** Begin **

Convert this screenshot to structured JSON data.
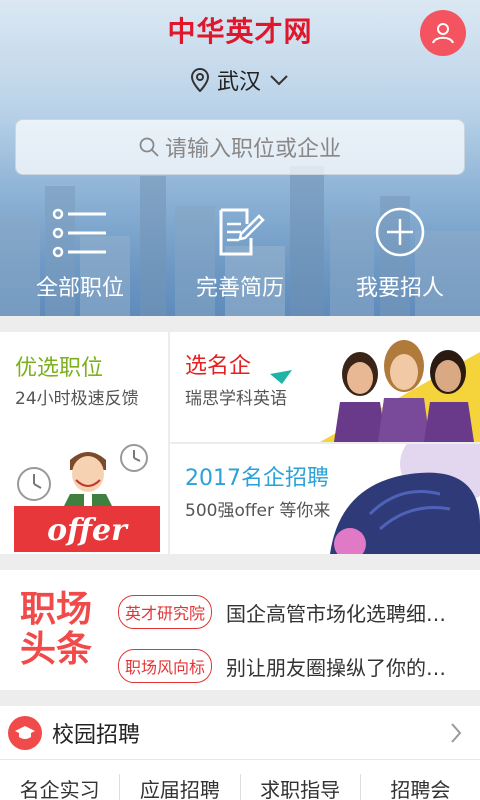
{
  "header": {
    "brand": "中华英才网",
    "city": "武汉"
  },
  "search": {
    "placeholder": "请输入职位或企业"
  },
  "quick_actions": [
    {
      "label": "全部职位",
      "icon": "list-icon"
    },
    {
      "label": "完善简历",
      "icon": "resume-edit-icon"
    },
    {
      "label": "我要招人",
      "icon": "plus-circle-icon"
    }
  ],
  "promo": {
    "left": {
      "title": "优选职位",
      "subtitle": "24小时极速反馈",
      "badge": "offer"
    },
    "top_right": {
      "title": "选名企",
      "subtitle": "瑞思学科英语"
    },
    "bottom_right": {
      "title": "2017名企招聘",
      "subtitle": "500强offer 等你来"
    }
  },
  "news": {
    "logo_line1": "职场",
    "logo_line2": "头条",
    "items": [
      {
        "tag": "英才研究院",
        "title": "国企高管市场化选聘细…"
      },
      {
        "tag": "职场风向标",
        "title": "别让朋友圈操纵了你的…"
      }
    ]
  },
  "campus": {
    "title": "校园招聘",
    "tabs": [
      "名企实习",
      "应届招聘",
      "求职指导",
      "招聘会"
    ]
  },
  "colors": {
    "brand_red": "#e0162b",
    "accent_green": "#7cb01d",
    "accent_blue": "#2aa1d8"
  }
}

** End **

-- Problem to work on --
Omit any images, then output the listing exactly.

-- Output for this task --
Convert this screenshot to structured JSON data.
{
  "header": {
    "brand": "中华英才网",
    "city": "武汉"
  },
  "search": {
    "placeholder": "请输入职位或企业"
  },
  "quick_actions": [
    {
      "label": "全部职位",
      "icon": "list-icon"
    },
    {
      "label": "完善简历",
      "icon": "resume-edit-icon"
    },
    {
      "label": "我要招人",
      "icon": "plus-circle-icon"
    }
  ],
  "promo": {
    "left": {
      "title": "优选职位",
      "subtitle": "24小时极速反馈",
      "badge": "offer"
    },
    "top_right": {
      "title": "选名企",
      "subtitle": "瑞思学科英语"
    },
    "bottom_right": {
      "title": "2017名企招聘",
      "subtitle": "500强offer 等你来"
    }
  },
  "news": {
    "logo_line1": "职场",
    "logo_line2": "头条",
    "items": [
      {
        "tag": "英才研究院",
        "title": "国企高管市场化选聘细…"
      },
      {
        "tag": "职场风向标",
        "title": "别让朋友圈操纵了你的…"
      }
    ]
  },
  "campus": {
    "title": "校园招聘",
    "tabs": [
      "名企实习",
      "应届招聘",
      "求职指导",
      "招聘会"
    ]
  },
  "colors": {
    "brand_red": "#e0162b",
    "accent_green": "#7cb01d",
    "accent_blue": "#2aa1d8"
  }
}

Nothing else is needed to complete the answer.